=== Stated goal ===
Exactly reproduce each record listed below.

=== Exercise material ===
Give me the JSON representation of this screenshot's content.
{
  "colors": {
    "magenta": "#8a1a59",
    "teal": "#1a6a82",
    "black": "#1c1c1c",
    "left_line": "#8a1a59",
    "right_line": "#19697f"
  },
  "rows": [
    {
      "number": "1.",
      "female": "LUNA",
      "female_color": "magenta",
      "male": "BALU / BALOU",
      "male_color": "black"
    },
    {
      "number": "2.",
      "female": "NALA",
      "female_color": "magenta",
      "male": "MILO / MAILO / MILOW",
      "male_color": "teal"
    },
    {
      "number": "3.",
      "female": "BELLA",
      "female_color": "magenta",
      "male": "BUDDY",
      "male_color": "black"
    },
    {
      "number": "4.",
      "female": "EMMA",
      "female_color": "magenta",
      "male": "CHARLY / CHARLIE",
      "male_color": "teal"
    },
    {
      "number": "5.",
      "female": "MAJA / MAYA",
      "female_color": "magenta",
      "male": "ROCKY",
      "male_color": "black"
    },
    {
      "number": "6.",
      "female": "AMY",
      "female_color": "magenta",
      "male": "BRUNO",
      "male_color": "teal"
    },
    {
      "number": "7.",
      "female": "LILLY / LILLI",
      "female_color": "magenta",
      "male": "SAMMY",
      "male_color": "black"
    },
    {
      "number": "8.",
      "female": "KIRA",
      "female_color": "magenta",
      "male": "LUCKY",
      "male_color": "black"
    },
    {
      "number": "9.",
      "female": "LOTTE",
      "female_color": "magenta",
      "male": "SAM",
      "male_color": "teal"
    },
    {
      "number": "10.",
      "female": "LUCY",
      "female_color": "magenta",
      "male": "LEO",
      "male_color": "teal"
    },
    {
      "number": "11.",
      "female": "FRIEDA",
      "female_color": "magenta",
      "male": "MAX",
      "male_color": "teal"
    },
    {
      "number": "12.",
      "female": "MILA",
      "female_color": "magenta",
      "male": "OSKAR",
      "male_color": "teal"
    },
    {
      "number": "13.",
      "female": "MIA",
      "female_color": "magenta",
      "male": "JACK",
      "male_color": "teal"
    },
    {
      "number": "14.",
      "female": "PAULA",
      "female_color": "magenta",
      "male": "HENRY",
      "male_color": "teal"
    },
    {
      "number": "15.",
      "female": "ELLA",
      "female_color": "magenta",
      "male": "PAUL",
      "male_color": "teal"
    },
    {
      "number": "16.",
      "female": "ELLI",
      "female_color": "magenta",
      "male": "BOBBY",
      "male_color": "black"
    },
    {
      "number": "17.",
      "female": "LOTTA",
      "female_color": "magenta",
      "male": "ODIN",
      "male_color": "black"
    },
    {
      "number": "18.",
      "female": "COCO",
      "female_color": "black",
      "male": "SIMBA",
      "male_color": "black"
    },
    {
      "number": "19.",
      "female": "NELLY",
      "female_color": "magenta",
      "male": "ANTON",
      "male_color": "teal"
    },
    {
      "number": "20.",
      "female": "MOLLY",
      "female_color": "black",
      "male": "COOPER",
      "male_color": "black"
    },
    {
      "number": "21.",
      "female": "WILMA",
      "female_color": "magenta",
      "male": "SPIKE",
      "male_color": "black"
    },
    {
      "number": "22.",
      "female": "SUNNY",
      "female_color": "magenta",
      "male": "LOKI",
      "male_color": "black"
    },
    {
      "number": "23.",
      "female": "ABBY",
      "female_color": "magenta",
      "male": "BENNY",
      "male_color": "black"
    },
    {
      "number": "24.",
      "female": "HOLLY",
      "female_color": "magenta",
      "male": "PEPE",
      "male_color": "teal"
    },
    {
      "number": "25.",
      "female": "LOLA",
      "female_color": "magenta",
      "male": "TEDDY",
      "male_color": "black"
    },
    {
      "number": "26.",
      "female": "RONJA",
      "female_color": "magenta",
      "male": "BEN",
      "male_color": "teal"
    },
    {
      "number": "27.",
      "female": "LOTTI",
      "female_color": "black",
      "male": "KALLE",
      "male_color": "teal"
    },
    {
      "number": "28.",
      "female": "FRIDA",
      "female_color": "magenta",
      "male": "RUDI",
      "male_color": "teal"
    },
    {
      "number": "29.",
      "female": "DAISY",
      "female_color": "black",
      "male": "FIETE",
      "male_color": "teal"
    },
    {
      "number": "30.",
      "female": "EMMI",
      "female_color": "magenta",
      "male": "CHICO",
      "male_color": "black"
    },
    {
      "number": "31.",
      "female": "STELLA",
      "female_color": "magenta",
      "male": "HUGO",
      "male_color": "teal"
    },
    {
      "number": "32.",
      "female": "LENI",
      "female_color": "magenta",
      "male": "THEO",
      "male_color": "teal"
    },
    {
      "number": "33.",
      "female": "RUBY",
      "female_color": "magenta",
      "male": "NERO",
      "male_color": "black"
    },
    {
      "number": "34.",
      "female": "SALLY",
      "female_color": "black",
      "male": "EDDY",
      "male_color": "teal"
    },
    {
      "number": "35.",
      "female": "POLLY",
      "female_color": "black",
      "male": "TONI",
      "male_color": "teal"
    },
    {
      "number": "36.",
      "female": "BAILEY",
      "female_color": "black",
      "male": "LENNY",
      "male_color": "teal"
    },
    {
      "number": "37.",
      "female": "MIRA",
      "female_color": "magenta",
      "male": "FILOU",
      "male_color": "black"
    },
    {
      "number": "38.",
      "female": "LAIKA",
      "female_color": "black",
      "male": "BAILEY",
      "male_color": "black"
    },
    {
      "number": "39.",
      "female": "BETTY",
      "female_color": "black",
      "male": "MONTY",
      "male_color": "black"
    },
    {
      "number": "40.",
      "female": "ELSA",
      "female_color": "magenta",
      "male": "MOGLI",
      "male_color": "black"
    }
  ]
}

=== Full solution ===
Give me the JSON representation of this screenshot's content.
{
  "colors": {
    "magenta": "#8a1a59",
    "teal": "#1a6a82",
    "black": "#1c1c1c",
    "left_line": "#8a1a59",
    "right_line": "#19697f"
  },
  "rows": [
    {
      "number": "1.",
      "female": "LUNA",
      "female_color": "magenta",
      "male": "BALU / BALOU",
      "male_color": "black"
    },
    {
      "number": "2.",
      "female": "NALA",
      "female_color": "magenta",
      "male": "MILO / MAILO / MILOW",
      "male_color": "teal"
    },
    {
      "number": "3.",
      "female": "BELLA",
      "female_color": "magenta",
      "male": "BUDDY",
      "male_color": "black"
    },
    {
      "number": "4.",
      "female": "EMMA",
      "female_color": "magenta",
      "male": "CHARLY / CHARLIE",
      "male_color": "teal"
    },
    {
      "number": "5.",
      "female": "MAJA / MAYA",
      "female_color": "magenta",
      "male": "ROCKY",
      "male_color": "black"
    },
    {
      "number": "6.",
      "female": "AMY",
      "female_color": "magenta",
      "male": "BRUNO",
      "male_color": "teal"
    },
    {
      "number": "7.",
      "female": "LILLY / LILLI",
      "female_color": "magenta",
      "male": "SAMMY",
      "male_color": "black"
    },
    {
      "number": "8.",
      "female": "KIRA",
      "female_color": "magenta",
      "male": "LUCKY",
      "male_color": "black"
    },
    {
      "number": "9.",
      "female": "LOTTE",
      "female_color": "magenta",
      "male": "SAM",
      "male_color": "teal"
    },
    {
      "number": "10.",
      "female": "LUCY",
      "female_color": "magenta",
      "male": "LEO",
      "male_color": "teal"
    },
    {
      "number": "11.",
      "female": "FRIEDA",
      "female_color": "magenta",
      "male": "MAX",
      "male_color": "teal"
    },
    {
      "number": "12.",
      "female": "MILA",
      "female_color": "magenta",
      "male": "OSKAR",
      "male_color": "teal"
    },
    {
      "number": "13.",
      "female": "MIA",
      "female_color": "magenta",
      "male": "JACK",
      "male_color": "teal"
    },
    {
      "number": "14.",
      "female": "PAULA",
      "female_color": "magenta",
      "male": "HENRY",
      "male_color": "teal"
    },
    {
      "number": "15.",
      "female": "ELLA",
      "female_color": "magenta",
      "male": "PAUL",
      "male_color": "teal"
    },
    {
      "number": "16.",
      "female": "ELLI",
      "female_color": "magenta",
      "male": "BOBBY",
      "male_color": "black"
    },
    {
      "number": "17.",
      "female": "LOTTA",
      "female_color": "magenta",
      "male": "ODIN",
      "male_color": "black"
    },
    {
      "number": "18.",
      "female": "COCO",
      "female_color": "black",
      "male": "SIMBA",
      "male_color": "black"
    },
    {
      "number": "19.",
      "female": "NELLY",
      "female_color": "magenta",
      "male": "ANTON",
      "male_color": "teal"
    },
    {
      "number": "20.",
      "female": "MOLLY",
      "female_color": "black",
      "male": "COOPER",
      "male_color": "black"
    },
    {
      "number": "21.",
      "female": "WILMA",
      "female_color": "magenta",
      "male": "SPIKE",
      "male_color": "black"
    },
    {
      "number": "22.",
      "female": "SUNNY",
      "female_color": "magenta",
      "male": "LOKI",
      "male_color": "black"
    },
    {
      "number": "23.",
      "female": "ABBY",
      "female_color": "magenta",
      "male": "BENNY",
      "male_color": "black"
    },
    {
      "number": "24.",
      "female": "HOLLY",
      "female_color": "magenta",
      "male": "PEPE",
      "male_color": "teal"
    },
    {
      "number": "25.",
      "female": "LOLA",
      "female_color": "magenta",
      "male": "TEDDY",
      "male_color": "black"
    },
    {
      "number": "26.",
      "female": "RONJA",
      "female_color": "magenta",
      "male": "BEN",
      "male_color": "teal"
    },
    {
      "number": "27.",
      "female": "LOTTI",
      "female_color": "black",
      "male": "KALLE",
      "male_color": "teal"
    },
    {
      "number": "28.",
      "female": "FRIDA",
      "female_color": "magenta",
      "male": "RUDI",
      "male_color": "teal"
    },
    {
      "number": "29.",
      "female": "DAISY",
      "female_color": "black",
      "male": "FIETE",
      "male_color": "teal"
    },
    {
      "number": "30.",
      "female": "EMMI",
      "female_color": "magenta",
      "male": "CHICO",
      "male_color": "black"
    },
    {
      "number": "31.",
      "female": "STELLA",
      "female_color": "magenta",
      "male": "HUGO",
      "male_color": "teal"
    },
    {
      "number": "32.",
      "female": "LENI",
      "female_color": "magenta",
      "male": "THEO",
      "male_color": "teal"
    },
    {
      "number": "33.",
      "female": "RUBY",
      "female_color": "magenta",
      "male": "NERO",
      "male_color": "black"
    },
    {
      "number": "34.",
      "female": "SALLY",
      "female_color": "black",
      "male": "EDDY",
      "male_color": "teal"
    },
    {
      "number": "35.",
      "female": "POLLY",
      "female_color": "black",
      "male": "TONI",
      "male_color": "teal"
    },
    {
      "number": "36.",
      "female": "BAILEY",
      "female_color": "black",
      "male": "LENNY",
      "male_color": "teal"
    },
    {
      "number": "37.",
      "female": "MIRA",
      "female_color": "magenta",
      "male": "FILOU",
      "male_color": "black"
    },
    {
      "number": "38.",
      "female": "LAIKA",
      "female_color": "black",
      "male": "BAILEY",
      "male_color": "black"
    },
    {
      "number": "39.",
      "female": "BETTY",
      "female_color": "black",
      "male": "MONTY",
      "male_color": "black"
    },
    {
      "number": "40.",
      "female": "ELSA",
      "female_color": "magenta",
      "male": "MOGLI",
      "male_color": "black"
    }
  ]
}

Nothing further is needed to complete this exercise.